*What is expected*:
Gather all lines in the records below that include the word "шерсть".

*Data entries*:
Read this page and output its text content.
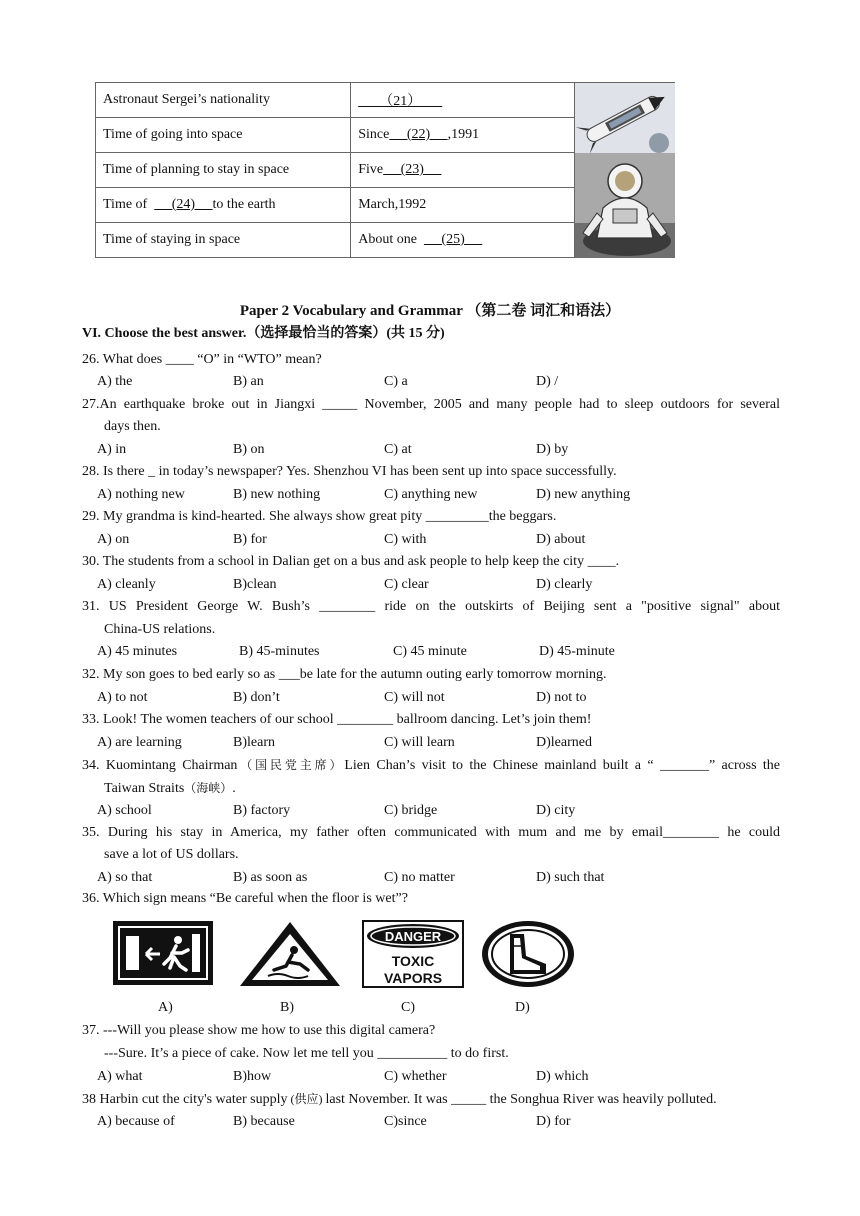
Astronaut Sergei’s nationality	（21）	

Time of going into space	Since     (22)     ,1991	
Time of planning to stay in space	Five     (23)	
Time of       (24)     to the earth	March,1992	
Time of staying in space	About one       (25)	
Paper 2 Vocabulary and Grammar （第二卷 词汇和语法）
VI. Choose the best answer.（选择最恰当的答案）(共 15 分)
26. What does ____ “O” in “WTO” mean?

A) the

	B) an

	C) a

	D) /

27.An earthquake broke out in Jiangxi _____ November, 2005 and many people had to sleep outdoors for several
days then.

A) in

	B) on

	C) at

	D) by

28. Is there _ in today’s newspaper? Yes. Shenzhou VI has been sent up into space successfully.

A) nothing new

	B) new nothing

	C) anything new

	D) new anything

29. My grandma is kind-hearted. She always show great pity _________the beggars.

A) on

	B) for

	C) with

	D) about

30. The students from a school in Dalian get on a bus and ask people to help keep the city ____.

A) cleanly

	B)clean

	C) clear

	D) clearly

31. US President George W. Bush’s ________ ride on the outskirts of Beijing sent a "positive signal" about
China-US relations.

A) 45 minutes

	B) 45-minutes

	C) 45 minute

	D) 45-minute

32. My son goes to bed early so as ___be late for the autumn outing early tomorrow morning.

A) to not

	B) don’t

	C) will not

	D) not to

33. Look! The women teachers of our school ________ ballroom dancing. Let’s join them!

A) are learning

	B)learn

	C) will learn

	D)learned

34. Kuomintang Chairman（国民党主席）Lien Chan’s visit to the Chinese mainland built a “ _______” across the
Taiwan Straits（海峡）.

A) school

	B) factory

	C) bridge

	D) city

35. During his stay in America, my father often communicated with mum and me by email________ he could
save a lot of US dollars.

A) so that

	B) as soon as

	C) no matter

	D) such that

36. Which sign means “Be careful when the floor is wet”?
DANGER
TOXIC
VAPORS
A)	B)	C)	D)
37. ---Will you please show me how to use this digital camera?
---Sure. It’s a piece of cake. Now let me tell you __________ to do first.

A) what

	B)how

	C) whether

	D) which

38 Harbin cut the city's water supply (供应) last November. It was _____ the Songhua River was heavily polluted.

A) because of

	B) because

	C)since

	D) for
--
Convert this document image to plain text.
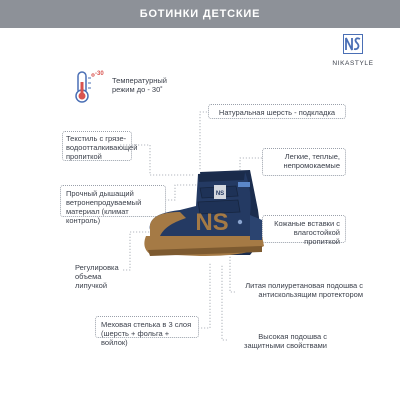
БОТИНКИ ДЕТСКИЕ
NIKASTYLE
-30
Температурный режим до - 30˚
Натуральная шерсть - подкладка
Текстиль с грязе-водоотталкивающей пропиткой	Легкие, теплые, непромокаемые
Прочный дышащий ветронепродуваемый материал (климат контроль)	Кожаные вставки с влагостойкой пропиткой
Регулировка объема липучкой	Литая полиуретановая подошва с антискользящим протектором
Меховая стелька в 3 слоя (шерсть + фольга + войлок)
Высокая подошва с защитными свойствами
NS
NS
--
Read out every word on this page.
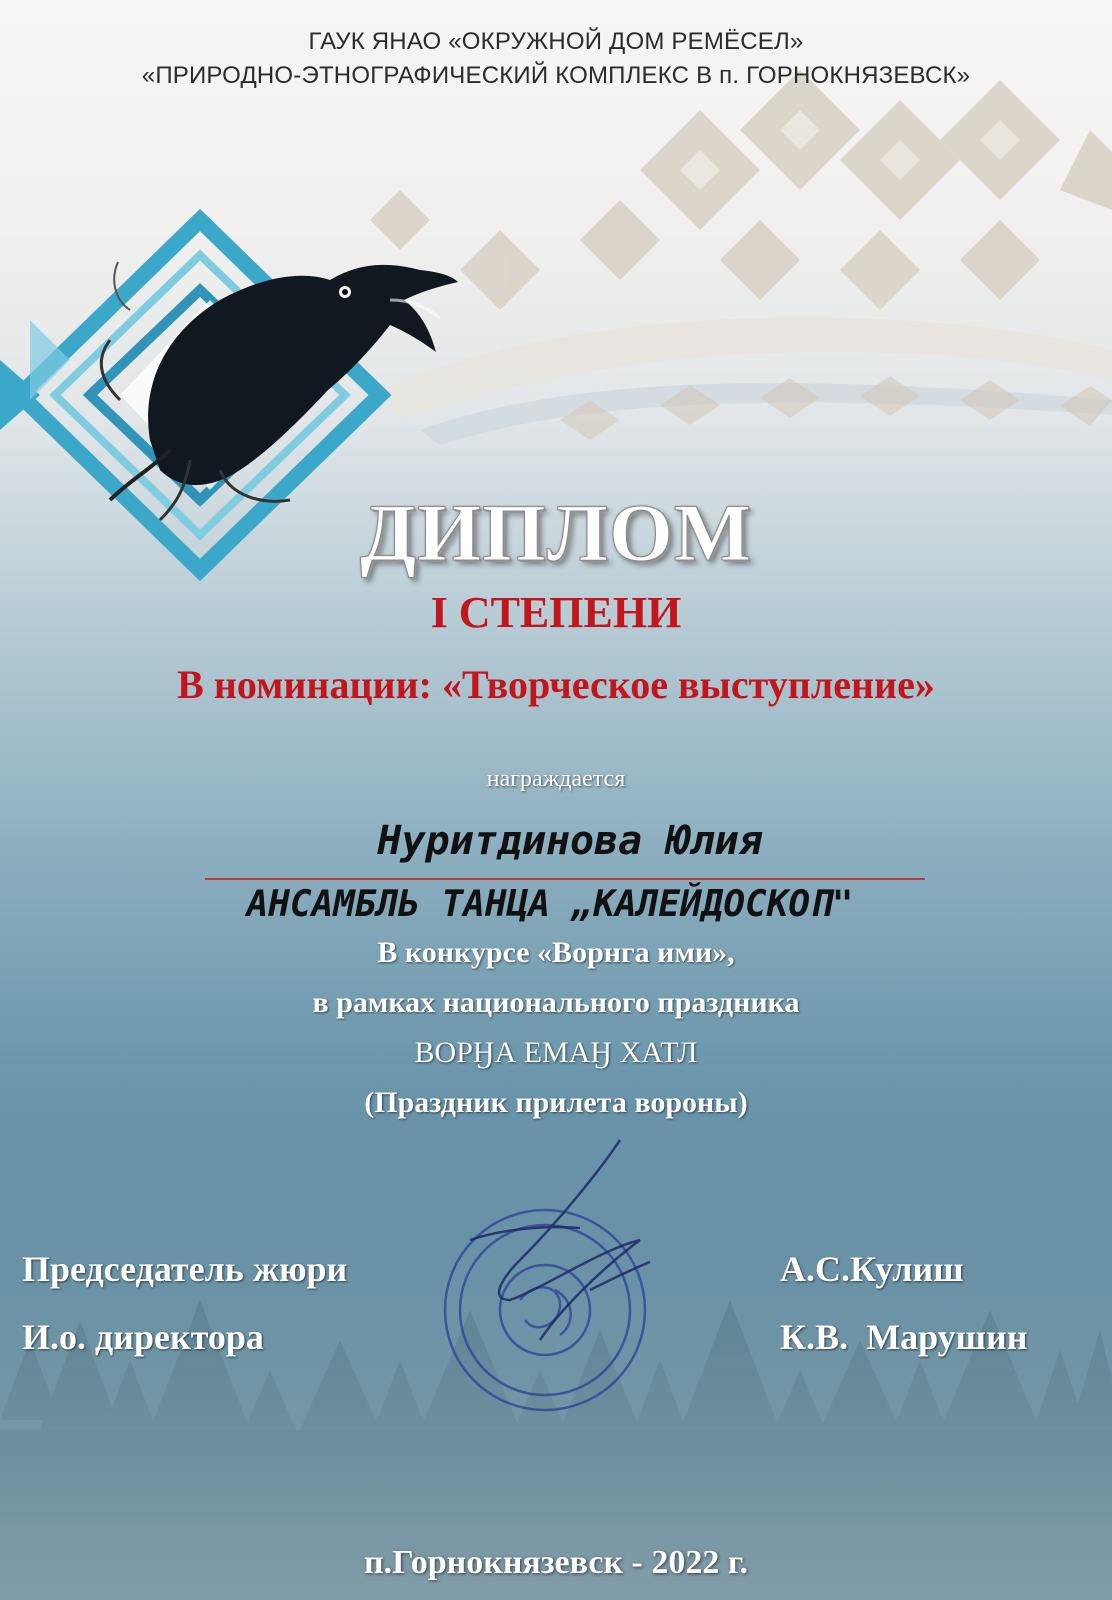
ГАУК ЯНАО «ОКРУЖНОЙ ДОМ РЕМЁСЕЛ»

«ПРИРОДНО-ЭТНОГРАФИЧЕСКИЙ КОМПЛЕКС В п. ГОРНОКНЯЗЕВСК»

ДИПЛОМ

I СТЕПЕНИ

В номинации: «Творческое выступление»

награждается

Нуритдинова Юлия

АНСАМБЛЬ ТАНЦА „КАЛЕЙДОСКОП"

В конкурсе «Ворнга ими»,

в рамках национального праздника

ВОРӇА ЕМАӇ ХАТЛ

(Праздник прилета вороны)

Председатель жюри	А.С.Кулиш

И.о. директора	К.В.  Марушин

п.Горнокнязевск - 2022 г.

*Answer for this exercise*:
Натуральная шерсть - подкладка
Меховая стелька в 3 слоя (шерсть + фольга + войлок)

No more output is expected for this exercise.